_TASK BRIEF_
Gather from the material every line that contains the string "Output".

(Records from a collection)
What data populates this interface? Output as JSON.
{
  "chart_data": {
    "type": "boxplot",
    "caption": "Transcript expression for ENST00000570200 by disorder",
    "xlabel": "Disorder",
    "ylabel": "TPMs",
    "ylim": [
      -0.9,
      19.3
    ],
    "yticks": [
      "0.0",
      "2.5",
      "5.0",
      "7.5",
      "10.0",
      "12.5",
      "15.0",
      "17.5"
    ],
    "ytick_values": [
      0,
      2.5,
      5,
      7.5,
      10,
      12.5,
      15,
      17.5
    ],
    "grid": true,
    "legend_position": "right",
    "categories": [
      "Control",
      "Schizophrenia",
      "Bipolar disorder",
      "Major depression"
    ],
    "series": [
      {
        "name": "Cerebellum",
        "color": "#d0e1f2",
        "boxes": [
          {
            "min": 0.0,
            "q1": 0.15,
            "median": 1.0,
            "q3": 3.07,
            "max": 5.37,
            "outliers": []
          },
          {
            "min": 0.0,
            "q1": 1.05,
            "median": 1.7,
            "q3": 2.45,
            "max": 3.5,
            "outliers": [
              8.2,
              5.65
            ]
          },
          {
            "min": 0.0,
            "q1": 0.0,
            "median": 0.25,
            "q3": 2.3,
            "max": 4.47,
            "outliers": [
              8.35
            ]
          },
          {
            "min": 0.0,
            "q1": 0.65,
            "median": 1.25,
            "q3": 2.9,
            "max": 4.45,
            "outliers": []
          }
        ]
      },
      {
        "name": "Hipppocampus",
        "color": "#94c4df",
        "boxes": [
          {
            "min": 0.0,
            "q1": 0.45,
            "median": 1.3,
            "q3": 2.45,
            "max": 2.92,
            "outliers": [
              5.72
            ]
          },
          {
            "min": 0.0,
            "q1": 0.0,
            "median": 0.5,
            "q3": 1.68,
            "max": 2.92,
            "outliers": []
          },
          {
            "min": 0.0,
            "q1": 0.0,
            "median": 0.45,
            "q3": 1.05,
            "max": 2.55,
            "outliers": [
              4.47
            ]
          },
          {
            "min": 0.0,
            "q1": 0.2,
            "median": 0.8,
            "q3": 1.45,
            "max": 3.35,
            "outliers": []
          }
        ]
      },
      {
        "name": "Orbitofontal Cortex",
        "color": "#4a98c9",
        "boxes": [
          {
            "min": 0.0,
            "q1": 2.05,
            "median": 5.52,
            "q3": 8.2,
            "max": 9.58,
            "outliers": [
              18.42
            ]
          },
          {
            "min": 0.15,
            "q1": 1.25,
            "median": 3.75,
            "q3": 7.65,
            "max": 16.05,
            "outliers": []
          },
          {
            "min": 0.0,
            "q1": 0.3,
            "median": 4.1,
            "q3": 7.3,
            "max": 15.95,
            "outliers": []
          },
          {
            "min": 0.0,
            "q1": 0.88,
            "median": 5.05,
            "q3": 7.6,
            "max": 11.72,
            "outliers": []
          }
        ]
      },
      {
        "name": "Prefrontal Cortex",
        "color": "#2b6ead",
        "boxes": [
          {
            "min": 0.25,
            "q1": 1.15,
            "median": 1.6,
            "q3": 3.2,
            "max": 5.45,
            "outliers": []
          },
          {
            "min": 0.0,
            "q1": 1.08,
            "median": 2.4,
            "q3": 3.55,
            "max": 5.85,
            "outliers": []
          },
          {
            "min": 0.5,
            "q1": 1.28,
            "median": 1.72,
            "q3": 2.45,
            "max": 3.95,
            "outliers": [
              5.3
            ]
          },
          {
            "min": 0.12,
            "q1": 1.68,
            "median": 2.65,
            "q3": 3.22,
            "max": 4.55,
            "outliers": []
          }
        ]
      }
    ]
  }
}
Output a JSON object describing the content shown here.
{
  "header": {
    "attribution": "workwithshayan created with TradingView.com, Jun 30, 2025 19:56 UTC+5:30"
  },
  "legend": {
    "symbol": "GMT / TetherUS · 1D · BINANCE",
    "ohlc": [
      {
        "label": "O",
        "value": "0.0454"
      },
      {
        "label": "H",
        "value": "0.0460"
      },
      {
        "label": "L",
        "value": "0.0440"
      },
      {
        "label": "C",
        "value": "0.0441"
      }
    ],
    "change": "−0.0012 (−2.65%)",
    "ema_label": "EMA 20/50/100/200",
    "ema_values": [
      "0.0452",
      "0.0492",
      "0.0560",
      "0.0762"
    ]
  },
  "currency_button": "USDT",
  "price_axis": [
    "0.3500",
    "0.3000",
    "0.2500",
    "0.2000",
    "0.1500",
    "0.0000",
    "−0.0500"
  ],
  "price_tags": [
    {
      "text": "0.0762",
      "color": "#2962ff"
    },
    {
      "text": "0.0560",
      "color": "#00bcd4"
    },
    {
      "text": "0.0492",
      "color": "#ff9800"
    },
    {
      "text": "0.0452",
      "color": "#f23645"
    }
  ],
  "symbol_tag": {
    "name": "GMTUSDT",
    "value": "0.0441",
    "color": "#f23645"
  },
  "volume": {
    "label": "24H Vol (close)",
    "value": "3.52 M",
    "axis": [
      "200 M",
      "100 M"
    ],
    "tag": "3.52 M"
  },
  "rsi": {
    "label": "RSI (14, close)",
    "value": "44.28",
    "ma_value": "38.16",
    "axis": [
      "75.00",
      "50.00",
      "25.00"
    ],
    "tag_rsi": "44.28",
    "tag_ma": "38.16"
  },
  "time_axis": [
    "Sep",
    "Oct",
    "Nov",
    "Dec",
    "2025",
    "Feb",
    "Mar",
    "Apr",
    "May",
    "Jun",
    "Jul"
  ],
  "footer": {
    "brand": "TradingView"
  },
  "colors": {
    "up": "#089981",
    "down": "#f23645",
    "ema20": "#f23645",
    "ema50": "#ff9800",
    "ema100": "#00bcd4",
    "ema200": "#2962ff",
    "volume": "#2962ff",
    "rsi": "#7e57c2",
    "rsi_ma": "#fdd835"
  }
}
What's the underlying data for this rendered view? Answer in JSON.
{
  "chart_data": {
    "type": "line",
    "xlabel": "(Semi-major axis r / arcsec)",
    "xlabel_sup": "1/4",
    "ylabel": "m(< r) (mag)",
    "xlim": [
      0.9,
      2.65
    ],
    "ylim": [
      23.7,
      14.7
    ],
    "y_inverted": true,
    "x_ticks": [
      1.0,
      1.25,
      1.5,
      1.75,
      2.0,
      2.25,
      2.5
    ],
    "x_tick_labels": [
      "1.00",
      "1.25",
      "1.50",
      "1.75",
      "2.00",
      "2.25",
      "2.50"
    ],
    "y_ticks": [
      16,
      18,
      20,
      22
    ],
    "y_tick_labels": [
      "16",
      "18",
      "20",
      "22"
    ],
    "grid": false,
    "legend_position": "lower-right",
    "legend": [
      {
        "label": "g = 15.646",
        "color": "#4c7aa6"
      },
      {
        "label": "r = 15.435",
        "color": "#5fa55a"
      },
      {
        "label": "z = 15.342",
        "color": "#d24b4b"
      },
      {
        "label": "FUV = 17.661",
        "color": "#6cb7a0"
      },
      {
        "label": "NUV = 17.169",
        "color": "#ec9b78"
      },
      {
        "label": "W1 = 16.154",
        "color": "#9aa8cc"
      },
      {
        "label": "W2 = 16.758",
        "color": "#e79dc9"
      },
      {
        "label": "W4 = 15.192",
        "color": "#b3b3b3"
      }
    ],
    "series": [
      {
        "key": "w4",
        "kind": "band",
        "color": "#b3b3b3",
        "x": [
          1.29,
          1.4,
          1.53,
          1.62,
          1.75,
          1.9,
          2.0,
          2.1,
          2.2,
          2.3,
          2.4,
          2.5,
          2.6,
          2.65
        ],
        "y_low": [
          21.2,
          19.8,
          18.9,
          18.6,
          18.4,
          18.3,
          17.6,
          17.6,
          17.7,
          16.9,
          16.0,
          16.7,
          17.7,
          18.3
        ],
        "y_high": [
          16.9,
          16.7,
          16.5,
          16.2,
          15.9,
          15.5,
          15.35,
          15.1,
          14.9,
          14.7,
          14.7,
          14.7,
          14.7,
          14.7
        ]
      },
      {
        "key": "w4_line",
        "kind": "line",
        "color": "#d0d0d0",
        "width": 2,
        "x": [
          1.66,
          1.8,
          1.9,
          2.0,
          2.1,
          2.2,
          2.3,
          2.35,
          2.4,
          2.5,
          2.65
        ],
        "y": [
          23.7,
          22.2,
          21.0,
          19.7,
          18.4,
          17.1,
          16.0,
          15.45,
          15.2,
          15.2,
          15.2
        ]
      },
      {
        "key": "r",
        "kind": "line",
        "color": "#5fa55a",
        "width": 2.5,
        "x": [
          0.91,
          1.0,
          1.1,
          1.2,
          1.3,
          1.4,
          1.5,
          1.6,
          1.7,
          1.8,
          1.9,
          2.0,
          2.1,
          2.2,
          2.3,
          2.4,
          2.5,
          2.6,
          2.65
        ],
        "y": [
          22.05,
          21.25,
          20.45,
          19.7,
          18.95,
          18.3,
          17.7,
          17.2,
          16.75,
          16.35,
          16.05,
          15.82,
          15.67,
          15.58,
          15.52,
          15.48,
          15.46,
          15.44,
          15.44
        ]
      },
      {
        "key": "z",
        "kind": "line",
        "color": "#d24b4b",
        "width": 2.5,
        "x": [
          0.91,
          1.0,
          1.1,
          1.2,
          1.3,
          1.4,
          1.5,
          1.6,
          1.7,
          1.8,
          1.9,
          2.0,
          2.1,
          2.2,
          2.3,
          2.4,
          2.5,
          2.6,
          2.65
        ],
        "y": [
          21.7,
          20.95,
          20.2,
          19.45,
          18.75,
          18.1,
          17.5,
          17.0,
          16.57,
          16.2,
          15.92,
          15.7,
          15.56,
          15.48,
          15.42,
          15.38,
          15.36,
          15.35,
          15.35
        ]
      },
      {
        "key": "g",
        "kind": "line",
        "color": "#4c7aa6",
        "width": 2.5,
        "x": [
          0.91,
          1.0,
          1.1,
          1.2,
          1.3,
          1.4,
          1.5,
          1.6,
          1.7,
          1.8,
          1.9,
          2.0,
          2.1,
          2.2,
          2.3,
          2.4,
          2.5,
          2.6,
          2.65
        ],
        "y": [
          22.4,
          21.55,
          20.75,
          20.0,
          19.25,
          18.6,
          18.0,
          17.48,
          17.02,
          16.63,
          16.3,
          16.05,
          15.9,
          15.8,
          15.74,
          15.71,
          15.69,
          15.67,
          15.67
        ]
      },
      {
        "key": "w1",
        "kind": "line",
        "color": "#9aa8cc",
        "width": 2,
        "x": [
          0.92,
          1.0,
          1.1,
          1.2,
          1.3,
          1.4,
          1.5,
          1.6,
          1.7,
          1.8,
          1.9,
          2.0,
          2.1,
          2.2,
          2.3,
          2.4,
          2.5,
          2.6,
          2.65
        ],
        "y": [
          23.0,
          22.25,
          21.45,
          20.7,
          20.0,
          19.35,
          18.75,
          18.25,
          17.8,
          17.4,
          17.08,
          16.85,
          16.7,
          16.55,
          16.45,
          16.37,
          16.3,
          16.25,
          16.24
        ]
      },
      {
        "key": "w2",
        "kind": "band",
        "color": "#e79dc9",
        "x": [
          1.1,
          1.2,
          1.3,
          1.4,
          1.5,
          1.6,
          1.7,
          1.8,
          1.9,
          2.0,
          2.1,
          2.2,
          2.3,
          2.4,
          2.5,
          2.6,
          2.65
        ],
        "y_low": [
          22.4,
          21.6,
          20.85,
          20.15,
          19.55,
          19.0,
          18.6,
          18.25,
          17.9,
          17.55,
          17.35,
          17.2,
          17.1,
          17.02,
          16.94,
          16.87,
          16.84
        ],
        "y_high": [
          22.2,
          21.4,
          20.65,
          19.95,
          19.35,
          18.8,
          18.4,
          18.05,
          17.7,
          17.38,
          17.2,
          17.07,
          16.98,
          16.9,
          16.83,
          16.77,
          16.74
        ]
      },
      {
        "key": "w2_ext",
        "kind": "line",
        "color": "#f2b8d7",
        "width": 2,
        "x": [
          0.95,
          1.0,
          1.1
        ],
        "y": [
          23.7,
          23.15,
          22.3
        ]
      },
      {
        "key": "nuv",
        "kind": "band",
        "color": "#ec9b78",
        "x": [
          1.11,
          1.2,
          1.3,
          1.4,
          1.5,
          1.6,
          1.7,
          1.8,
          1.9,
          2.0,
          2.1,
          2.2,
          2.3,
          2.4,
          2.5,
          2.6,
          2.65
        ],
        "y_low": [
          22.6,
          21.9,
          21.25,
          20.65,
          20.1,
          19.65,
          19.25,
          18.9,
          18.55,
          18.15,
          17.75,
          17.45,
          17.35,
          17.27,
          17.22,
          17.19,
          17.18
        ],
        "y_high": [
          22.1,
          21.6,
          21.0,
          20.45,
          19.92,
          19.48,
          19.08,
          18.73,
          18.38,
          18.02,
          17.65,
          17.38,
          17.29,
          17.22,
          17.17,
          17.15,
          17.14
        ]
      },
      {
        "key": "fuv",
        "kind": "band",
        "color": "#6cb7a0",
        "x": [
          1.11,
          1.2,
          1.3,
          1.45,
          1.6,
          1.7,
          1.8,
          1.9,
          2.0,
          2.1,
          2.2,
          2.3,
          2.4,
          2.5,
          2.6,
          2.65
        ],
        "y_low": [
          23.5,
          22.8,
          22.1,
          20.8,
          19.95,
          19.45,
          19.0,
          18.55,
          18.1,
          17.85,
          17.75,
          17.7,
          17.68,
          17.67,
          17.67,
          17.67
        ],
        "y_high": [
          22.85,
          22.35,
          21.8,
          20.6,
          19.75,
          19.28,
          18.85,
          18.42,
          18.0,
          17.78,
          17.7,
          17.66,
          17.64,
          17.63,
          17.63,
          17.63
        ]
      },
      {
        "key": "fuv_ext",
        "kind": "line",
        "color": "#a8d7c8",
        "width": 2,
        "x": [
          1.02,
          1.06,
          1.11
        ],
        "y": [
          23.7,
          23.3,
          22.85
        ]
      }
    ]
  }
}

_TASK RESULT_
What data populates this interface? Output as JSON.
Output a JSON object describing the content shown here.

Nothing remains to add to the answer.